TEXT PASSAGE:
▬▬▬▬▬▬
Twenty Thousand Users, No Control Arm: Reading a Real-World Cohort Honestly

The largest real-world cohort yet for a consumer blood-and-wearable platform reports that most users with poor baseline markers improved. The numbers are real. With no comparison group, what they cannot tell us is whether the platform is why.

Dr. Sven Jungmann

Dr. Sven Jungmann

CEO

Editorial collage of a forearm at a blood draw framed by a teal circle holding a single rising line with no comparison line beside it, and one amber accent.

One number in this paper does more work than the headline ones. Among users who began with poor LDL cholesterol, only 20.4 percent improved — while three in four improved on HbA1c, fasting glucose and triglycerides. LDL responds weakly to diet and exercise; the glucose markers respond strongly. So the marker that should barely move barely moved, and the ones that should respond did. That internal consistency is the most persuasive thing in the dataset, and it is worth holding onto, because almost everything else here comes with a caveat the authors are admirably open about.

Who paid, and why it sets the bar

Read the disclosures before the results. All six authors are employees of InsideTracker, the company whose platform was studied; the study was funded by InsideTracker; and the authors hold stock options in it. They put it plainly themselves — there is, in their words, no distinction between the investigative team and the funding source. This does not void the data. A company is often the only party holding enough of its own users' records to run an analysis like this at all. But it fixes the level of scrutiny a careful reader owes the design, which is why the design comes first.
▬▬▬▬▬▬
DATA TO EXAMINE:
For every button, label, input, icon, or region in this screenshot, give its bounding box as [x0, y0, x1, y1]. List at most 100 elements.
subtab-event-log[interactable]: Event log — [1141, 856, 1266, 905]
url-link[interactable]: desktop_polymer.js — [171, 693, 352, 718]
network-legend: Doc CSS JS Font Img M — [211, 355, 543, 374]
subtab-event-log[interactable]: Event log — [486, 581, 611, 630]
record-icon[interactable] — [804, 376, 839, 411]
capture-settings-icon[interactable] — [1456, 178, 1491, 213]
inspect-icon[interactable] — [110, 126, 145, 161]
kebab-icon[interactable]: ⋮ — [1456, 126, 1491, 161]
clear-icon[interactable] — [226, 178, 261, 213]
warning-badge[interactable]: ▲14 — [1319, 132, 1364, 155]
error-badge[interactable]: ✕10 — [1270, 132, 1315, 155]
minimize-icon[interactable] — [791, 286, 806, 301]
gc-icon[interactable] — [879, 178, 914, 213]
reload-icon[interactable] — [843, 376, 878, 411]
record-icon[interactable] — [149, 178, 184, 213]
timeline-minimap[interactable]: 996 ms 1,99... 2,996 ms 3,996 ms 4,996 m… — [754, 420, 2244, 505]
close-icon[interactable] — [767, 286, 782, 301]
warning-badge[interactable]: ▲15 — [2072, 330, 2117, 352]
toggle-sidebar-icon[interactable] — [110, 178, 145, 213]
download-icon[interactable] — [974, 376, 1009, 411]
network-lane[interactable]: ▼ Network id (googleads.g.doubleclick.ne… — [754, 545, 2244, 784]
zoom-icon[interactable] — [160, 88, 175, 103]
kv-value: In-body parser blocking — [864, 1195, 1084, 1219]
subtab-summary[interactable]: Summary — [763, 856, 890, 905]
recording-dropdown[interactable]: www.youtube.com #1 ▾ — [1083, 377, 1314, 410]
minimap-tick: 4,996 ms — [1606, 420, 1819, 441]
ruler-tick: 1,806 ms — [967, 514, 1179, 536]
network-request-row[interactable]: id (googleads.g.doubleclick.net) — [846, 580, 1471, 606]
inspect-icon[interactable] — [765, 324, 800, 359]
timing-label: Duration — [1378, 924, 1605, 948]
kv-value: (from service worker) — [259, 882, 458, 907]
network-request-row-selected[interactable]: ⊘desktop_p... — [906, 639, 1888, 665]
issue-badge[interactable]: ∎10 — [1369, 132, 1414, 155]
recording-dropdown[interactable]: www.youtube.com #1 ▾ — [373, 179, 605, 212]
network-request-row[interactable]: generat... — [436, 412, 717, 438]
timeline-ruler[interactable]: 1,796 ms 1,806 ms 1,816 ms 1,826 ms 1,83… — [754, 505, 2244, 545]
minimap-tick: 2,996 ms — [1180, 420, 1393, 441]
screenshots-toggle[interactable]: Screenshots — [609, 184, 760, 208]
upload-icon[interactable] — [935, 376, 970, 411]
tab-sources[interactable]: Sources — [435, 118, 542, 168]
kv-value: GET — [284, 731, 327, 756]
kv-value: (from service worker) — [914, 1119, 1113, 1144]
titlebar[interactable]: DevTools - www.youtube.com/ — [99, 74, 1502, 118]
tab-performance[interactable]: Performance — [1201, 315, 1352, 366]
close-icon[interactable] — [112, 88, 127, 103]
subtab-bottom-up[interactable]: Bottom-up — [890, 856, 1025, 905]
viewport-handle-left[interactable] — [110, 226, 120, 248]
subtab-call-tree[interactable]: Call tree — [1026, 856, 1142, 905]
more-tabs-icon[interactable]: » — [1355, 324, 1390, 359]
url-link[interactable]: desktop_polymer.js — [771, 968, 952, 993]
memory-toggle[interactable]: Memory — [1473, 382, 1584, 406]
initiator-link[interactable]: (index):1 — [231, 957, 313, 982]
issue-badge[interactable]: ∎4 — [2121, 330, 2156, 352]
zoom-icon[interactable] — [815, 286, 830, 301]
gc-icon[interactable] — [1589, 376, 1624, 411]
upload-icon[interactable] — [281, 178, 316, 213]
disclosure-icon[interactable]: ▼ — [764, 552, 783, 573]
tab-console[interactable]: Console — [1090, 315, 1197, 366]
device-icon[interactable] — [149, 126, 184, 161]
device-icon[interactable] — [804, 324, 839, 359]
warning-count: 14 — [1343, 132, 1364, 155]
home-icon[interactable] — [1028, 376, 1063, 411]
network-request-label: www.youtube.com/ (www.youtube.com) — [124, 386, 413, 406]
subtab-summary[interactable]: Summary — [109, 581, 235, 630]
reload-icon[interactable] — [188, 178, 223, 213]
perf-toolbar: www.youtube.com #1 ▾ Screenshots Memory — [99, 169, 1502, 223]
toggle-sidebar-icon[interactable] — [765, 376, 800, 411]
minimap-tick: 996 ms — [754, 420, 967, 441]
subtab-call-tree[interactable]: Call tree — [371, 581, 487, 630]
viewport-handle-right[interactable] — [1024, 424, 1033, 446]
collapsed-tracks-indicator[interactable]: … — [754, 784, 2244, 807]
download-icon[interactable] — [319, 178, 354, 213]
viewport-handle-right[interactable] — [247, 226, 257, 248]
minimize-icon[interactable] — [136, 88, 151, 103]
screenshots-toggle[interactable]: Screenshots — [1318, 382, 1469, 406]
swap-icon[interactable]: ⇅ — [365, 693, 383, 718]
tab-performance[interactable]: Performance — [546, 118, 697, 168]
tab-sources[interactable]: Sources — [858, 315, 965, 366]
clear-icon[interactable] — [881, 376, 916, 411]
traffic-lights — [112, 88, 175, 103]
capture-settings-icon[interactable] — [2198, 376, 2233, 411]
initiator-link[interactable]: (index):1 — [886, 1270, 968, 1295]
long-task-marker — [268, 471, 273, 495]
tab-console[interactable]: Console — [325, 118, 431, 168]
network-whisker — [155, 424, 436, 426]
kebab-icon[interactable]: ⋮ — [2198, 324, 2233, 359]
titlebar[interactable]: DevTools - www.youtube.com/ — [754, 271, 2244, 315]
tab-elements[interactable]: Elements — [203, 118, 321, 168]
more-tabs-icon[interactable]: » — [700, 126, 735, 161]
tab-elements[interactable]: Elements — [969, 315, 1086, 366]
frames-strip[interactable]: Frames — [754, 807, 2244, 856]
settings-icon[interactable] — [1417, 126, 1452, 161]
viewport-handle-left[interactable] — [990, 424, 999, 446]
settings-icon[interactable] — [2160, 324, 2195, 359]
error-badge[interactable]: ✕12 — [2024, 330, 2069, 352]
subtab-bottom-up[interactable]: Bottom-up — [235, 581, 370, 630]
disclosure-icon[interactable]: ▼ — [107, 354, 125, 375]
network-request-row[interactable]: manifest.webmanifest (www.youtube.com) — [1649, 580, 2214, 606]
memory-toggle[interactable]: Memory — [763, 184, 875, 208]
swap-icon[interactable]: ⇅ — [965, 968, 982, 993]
▬▬▬▬▬▬
PROBLEMS AND TASKS:
[A] Answer these from the article on the InsideTracker cohort, one line each, marked the same way:
(i) What does the cohort lack, according to the opening summary?
(ii) What percentage of users who began with poor LDL cholesterol improved?
(iii) How many of the authors are employees of InsideTracker?
[B] List every blood marker named in the article on the InsideTracker cohort.

ANSWERS TO THE EXERCISES:
[A]
(i) A comparison group (no control arm).
(ii) 20.4 percent.
(iii) All six.

[B]
LDL cholesterol
HbA1c
fasting glucose
triglycerides